* Objective
Put the lines of the records into a numbered list, leaving out blank lines. Start at the first line of the records and stop after the line that contains "Y-axis label: min: min [344, 421, 365, 431]".

--- Materials provided ---

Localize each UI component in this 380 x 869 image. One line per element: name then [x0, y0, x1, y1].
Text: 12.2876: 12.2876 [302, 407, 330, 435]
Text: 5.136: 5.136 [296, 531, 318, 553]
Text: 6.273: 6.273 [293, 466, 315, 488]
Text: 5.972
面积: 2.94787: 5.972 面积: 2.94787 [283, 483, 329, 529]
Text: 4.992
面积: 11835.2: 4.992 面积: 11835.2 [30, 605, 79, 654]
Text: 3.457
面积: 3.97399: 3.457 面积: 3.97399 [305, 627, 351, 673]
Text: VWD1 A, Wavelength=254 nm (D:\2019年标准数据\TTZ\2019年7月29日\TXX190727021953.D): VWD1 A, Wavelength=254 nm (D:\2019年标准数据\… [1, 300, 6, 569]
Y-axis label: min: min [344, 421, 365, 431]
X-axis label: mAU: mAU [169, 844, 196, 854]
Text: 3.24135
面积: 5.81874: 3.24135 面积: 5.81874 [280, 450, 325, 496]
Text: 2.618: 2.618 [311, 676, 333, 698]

---

* Reply to the task
1. Localize each UI component in this 380 x 869 image. One line per element: name then [x0, y0, x1, y1].
2. Text: 12.2876: 12.2876 [302, 407, 330, 435]
3. Text: 5.136: 5.136 [296, 531, 318, 553]
4. Text: 6.273: 6.273 [293, 466, 315, 488]
5. Text: 5.972
6. 面积: 2.94787: 5.972 面积: 2.94787 [283, 483, 329, 529]
7. Text: 4.992
8. 面积: 11835.2: 4.992 面积: 11835.2 [30, 605, 79, 654]
9. Text: 3.457
10. 面积: 3.97399: 3.457 面积: 3.97399 [305, 627, 351, 673]
11. Text: VWD1 A, Wavelength=254 nm (D:\2019年标准数据\TTZ\2019年7月29日\TXX190727021953.D): VWD1 A, Wavelength=254 nm (D:\2019年标准数据\… [1, 300, 6, 569]
12. Y-axis label: min: min [344, 421, 365, 431]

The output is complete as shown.